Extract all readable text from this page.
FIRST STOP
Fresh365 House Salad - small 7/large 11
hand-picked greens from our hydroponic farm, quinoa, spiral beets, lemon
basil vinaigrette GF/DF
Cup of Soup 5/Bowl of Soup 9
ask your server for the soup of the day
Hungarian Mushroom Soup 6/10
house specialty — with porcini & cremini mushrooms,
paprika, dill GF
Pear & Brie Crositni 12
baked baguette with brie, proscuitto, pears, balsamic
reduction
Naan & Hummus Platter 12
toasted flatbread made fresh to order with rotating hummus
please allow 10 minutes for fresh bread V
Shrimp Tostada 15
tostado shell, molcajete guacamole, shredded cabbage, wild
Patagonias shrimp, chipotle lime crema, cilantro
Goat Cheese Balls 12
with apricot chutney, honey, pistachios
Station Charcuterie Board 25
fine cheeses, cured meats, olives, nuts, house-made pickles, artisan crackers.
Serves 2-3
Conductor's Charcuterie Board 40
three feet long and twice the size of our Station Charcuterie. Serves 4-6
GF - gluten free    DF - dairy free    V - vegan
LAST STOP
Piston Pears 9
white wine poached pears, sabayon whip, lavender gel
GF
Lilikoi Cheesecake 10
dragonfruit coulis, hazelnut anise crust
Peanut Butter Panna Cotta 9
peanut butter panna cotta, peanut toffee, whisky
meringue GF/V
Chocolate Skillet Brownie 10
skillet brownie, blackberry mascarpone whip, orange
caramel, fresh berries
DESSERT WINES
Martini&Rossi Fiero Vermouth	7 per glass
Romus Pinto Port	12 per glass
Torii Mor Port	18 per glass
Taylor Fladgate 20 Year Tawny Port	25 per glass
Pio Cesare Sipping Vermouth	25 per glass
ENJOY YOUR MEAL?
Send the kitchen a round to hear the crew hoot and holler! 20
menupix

##########

Written exercise:
Print the listing above in its entirety, with every line exact.

Written response:
Extract all readable text from this page.
FIRST STOP
Fresh365 House Salad - small 7/large 11
hand-picked greens from our hydroponic farm, quinoa, spiral beets, lemon
basil vinaigrette GF/DF
Cup of Soup 5/Bowl of Soup 9
ask your server for the soup of the day
Hungarian Mushroom Soup 6/10
house specialty — with porcini & cremini mushrooms,
paprika, dill GF
Pear & Brie Crositni 12
baked baguette with brie, proscuitto, pears, balsamic
reduction
Naan & Hummus Platter 12
toasted flatbread made fresh to order with rotating hummus
please allow 10 minutes for fresh bread V
Shrimp Tostada 15
tostado shell, molcajete guacamole, shredded cabbage, wild
Patagonias shrimp, chipotle lime crema, cilantro
Goat Cheese Balls 12
with apricot chutney, honey, pistachios
Station Charcuterie Board 25
fine cheeses, cured meats, olives, nuts, house-made pickles, artisan crackers.
Serves 2-3
Conductor's Charcuterie Board 40
three feet long and twice the size of our Station Charcuterie. Serves 4-6
GF - gluten free    DF - dairy free    V - vegan
LAST STOP
Piston Pears 9
white wine poached pears, sabayon whip, lavender gel
GF
Lilikoi Cheesecake 10
dragonfruit coulis, hazelnut anise crust
Peanut Butter Panna Cotta 9
peanut butter panna cotta, peanut toffee, whisky
meringue GF/V
Chocolate Skillet Brownie 10
skillet brownie, blackberry mascarpone whip, orange
caramel, fresh berries
DESSERT WINES
Martini&Rossi Fiero Vermouth	7 per glass
Romus Pinto Port	12 per glass
Torii Mor Port	18 per glass
Taylor Fladgate 20 Year Tawny Port	25 per glass
Pio Cesare Sipping Vermouth	25 per glass
ENJOY YOUR MEAL?
Send the kitchen a round to hear the crew hoot and holler! 20
menupix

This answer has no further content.